> Exercise input
++++++
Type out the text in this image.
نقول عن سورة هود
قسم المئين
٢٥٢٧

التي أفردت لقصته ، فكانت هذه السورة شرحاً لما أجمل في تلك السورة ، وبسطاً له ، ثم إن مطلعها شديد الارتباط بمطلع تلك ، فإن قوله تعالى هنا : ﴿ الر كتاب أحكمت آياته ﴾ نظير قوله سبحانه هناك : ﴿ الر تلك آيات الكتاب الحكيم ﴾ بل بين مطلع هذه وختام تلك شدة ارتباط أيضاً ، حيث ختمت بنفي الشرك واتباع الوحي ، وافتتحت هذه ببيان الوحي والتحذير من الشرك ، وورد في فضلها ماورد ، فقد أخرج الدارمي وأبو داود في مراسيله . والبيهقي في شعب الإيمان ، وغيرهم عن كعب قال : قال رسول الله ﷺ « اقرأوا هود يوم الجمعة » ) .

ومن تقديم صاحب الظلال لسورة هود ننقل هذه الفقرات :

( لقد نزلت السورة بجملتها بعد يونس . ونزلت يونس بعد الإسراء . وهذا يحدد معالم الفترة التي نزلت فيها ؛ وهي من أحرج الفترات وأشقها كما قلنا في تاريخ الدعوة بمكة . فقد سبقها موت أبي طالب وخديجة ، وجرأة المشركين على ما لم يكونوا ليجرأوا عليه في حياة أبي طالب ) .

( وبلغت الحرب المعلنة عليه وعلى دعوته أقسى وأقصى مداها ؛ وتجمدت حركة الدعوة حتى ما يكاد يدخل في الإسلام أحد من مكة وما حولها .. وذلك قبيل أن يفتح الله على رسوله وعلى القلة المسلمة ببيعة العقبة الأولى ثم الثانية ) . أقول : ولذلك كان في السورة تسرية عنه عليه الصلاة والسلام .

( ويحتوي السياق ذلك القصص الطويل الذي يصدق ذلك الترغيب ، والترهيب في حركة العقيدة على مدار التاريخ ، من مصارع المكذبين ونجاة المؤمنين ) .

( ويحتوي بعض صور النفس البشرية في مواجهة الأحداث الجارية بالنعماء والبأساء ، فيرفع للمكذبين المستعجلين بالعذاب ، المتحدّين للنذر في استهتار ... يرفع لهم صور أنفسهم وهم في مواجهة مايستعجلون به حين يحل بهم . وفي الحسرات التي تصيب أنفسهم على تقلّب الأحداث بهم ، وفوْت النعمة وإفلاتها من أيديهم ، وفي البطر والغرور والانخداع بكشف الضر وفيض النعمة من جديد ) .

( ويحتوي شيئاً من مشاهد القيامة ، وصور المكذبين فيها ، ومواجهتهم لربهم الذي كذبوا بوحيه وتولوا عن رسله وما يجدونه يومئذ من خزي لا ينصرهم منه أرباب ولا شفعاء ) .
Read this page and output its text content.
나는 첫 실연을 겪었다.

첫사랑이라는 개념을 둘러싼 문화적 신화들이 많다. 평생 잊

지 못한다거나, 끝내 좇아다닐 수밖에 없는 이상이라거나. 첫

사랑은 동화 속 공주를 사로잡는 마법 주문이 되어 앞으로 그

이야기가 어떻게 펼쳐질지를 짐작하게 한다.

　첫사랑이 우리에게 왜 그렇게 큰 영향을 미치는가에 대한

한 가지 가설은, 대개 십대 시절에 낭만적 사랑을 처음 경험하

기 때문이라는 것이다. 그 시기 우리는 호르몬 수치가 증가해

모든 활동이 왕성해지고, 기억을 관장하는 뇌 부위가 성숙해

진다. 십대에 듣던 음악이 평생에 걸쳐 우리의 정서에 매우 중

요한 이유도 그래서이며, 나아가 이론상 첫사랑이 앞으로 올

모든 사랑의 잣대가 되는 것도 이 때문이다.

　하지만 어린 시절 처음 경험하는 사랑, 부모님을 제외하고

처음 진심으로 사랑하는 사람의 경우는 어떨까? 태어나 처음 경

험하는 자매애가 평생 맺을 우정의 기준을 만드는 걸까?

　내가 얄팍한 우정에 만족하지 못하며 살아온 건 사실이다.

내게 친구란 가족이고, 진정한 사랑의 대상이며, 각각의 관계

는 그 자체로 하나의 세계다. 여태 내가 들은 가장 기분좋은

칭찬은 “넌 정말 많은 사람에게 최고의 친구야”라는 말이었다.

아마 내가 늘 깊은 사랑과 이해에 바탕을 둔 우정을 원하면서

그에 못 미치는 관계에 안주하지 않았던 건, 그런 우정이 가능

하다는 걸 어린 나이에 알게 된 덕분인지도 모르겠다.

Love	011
++++++
> Problem details
Above are the records; retype every one exactly.

> Exercise answer
Type out the text in this image.
نقول عن سورة هود
قسم المئين
٢٥٢٧

التي أفردت لقصته ، فكانت هذه السورة شرحاً لما أجمل في تلك السورة ، وبسطاً له ، ثم إن مطلعها شديد الارتباط بمطلع تلك ، فإن قوله تعالى هنا : ﴿ الر كتاب أحكمت آياته ﴾ نظير قوله سبحانه هناك : ﴿ الر تلك آيات الكتاب الحكيم ﴾ بل بين مطلع هذه وختام تلك شدة ارتباط أيضاً ، حيث ختمت بنفي الشرك واتباع الوحي ، وافتتحت هذه ببيان الوحي والتحذير من الشرك ، وورد في فضلها ماورد ، فقد أخرج الدارمي وأبو داود في مراسيله . والبيهقي في شعب الإيمان ، وغيرهم عن كعب قال : قال رسول الله ﷺ « اقرأوا هود يوم الجمعة » ) .

ومن تقديم صاحب الظلال لسورة هود ننقل هذه الفقرات :

( لقد نزلت السورة بجملتها بعد يونس . ونزلت يونس بعد الإسراء . وهذا يحدد معالم الفترة التي نزلت فيها ؛ وهي من أحرج الفترات وأشقها كما قلنا في تاريخ الدعوة بمكة . فقد سبقها موت أبي طالب وخديجة ، وجرأة المشركين على ما لم يكونوا ليجرأوا عليه في حياة أبي طالب ) .

( وبلغت الحرب المعلنة عليه وعلى دعوته أقسى وأقصى مداها ؛ وتجمدت حركة الدعوة حتى ما يكاد يدخل في الإسلام أحد من مكة وما حولها .. وذلك قبيل أن يفتح الله على رسوله وعلى القلة المسلمة ببيعة العقبة الأولى ثم الثانية ) . أقول : ولذلك كان في السورة تسرية عنه عليه الصلاة والسلام .

( ويحتوي السياق ذلك القصص الطويل الذي يصدق ذلك الترغيب ، والترهيب في حركة العقيدة على مدار التاريخ ، من مصارع المكذبين ونجاة المؤمنين ) .

( ويحتوي بعض صور النفس البشرية في مواجهة الأحداث الجارية بالنعماء والبأساء ، فيرفع للمكذبين المستعجلين بالعذاب ، المتحدّين للنذر في استهتار ... يرفع لهم صور أنفسهم وهم في مواجهة مايستعجلون به حين يحل بهم . وفي الحسرات التي تصيب أنفسهم على تقلّب الأحداث بهم ، وفوْت النعمة وإفلاتها من أيديهم ، وفي البطر والغرور والانخداع بكشف الضر وفيض النعمة من جديد ) .

( ويحتوي شيئاً من مشاهد القيامة ، وصور المكذبين فيها ، ومواجهتهم لربهم الذي كذبوا بوحيه وتولوا عن رسله وما يجدونه يومئذ من خزي لا ينصرهم منه أرباب ولا شفعاء ) .
Read this page and output its text content.
나는 첫 실연을 겪었다.

첫사랑이라는 개념을 둘러싼 문화적 신화들이 많다. 평생 잊

지 못한다거나, 끝내 좇아다닐 수밖에 없는 이상이라거나. 첫

사랑은 동화 속 공주를 사로잡는 마법 주문이 되어 앞으로 그

이야기가 어떻게 펼쳐질지를 짐작하게 한다.

　첫사랑이 우리에게 왜 그렇게 큰 영향을 미치는가에 대한

한 가지 가설은, 대개 십대 시절에 낭만적 사랑을 처음 경험하

기 때문이라는 것이다. 그 시기 우리는 호르몬 수치가 증가해

모든 활동이 왕성해지고, 기억을 관장하는 뇌 부위가 성숙해

진다. 십대에 듣던 음악이 평생에 걸쳐 우리의 정서에 매우 중

요한 이유도 그래서이며, 나아가 이론상 첫사랑이 앞으로 올

모든 사랑의 잣대가 되는 것도 이 때문이다.

　하지만 어린 시절 처음 경험하는 사랑, 부모님을 제외하고

처음 진심으로 사랑하는 사람의 경우는 어떨까? 태어나 처음 경

험하는 자매애가 평생 맺을 우정의 기준을 만드는 걸까?

　내가 얄팍한 우정에 만족하지 못하며 살아온 건 사실이다.

내게 친구란 가족이고, 진정한 사랑의 대상이며, 각각의 관계

는 그 자체로 하나의 세계다. 여태 내가 들은 가장 기분좋은

칭찬은 “넌 정말 많은 사람에게 최고의 친구야”라는 말이었다.

아마 내가 늘 깊은 사랑과 이해에 바탕을 둔 우정을 원하면서

그에 못 미치는 관계에 안주하지 않았던 건, 그런 우정이 가능

하다는 걸 어린 나이에 알게 된 덕분인지도 모르겠다.

Love	011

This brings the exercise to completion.